Direction>
Copy out the records precisely, omitting pictures.

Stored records
** begin **
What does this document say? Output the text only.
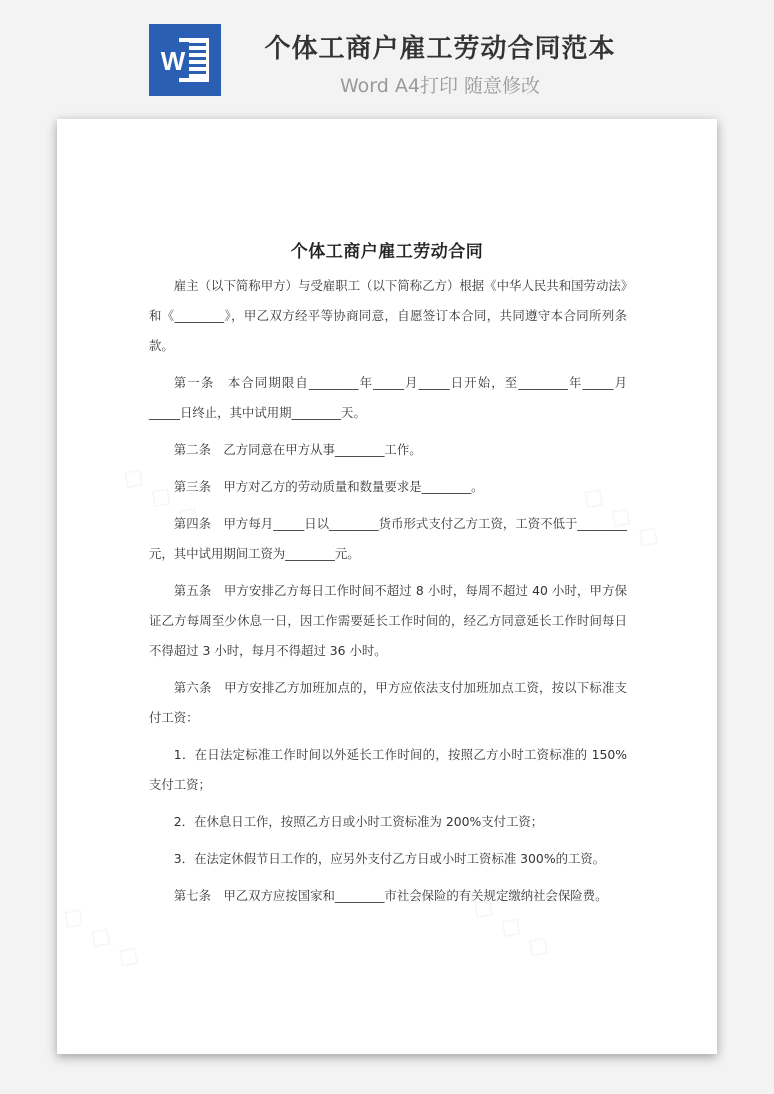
W	个体工商户雇工劳动合同范本
Word A4打印 随意修改
个体工商户雇工劳动合同

雇主（以下简称甲方）与受雇职工（以下简称乙方）根据《中华人民共和国劳动法》和《________》，甲乙双方经平等协商同意，自愿签订本合同，共同遵守本合同所列条款。

第一条　本合同期限自________年_____月_____日开始，至________年_____月_____日终止，其中试用期________天。

第二条　乙方同意在甲方从事________工作。

第三条　甲方对乙方的劳动质量和数量要求是________。

第四条　甲方每月_____日以________货币形式支付乙方工资，工资不低于________元，其中试用期间工资为________元。

第五条　甲方安排乙方每日工作时间不超过 8 小时，每周不超过 40 小时，甲方保证乙方每周至少休息一日，因工作需要延长工作时间的，经乙方同意延长工作时间每日不得超过 3 小时，每月不得超过 36 小时。

第六条　甲方安排乙方加班加点的，甲方应依法支付加班加点工资，按以下标准支付工资：

1．在日法定标准工作时间以外延长工作时间的，按照乙方小时工资标准的 150%支付工资；

2．在休息日工作，按照乙方日或小时工资标准为 200%支付工资；

3．在法定休假节日工作的，应另外支付乙方日或小时工资标准 300%的工资。

第七条　甲乙双方应按国家和________市社会保险的有关规定缴纳社会保险费。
** end **
Worked solution>
What does this document say? Output the text only.
W	个体工商户雇工劳动合同范本
Word A4打印 随意修改
个体工商户雇工劳动合同

雇主（以下简称甲方）与受雇职工（以下简称乙方）根据《中华人民共和国劳动法》和《________》，甲乙双方经平等协商同意，自愿签订本合同，共同遵守本合同所列条款。

第一条　本合同期限自________年_____月_____日开始，至________年_____月_____日终止，其中试用期________天。

第二条　乙方同意在甲方从事________工作。

第三条　甲方对乙方的劳动质量和数量要求是________。

第四条　甲方每月_____日以________货币形式支付乙方工资，工资不低于________元，其中试用期间工资为________元。

第五条　甲方安排乙方每日工作时间不超过 8 小时，每周不超过 40 小时，甲方保证乙方每周至少休息一日，因工作需要延长工作时间的，经乙方同意延长工作时间每日不得超过 3 小时，每月不得超过 36 小时。

第六条　甲方安排乙方加班加点的，甲方应依法支付加班加点工资，按以下标准支付工资：

1．在日法定标准工作时间以外延长工作时间的，按照乙方小时工资标准的 150%支付工资；

2．在休息日工作，按照乙方日或小时工资标准为 200%支付工资；

3．在法定休假节日工作的，应另外支付乙方日或小时工资标准 300%的工资。

第七条　甲乙双方应按国家和________市社会保险的有关规定缴纳社会保险费。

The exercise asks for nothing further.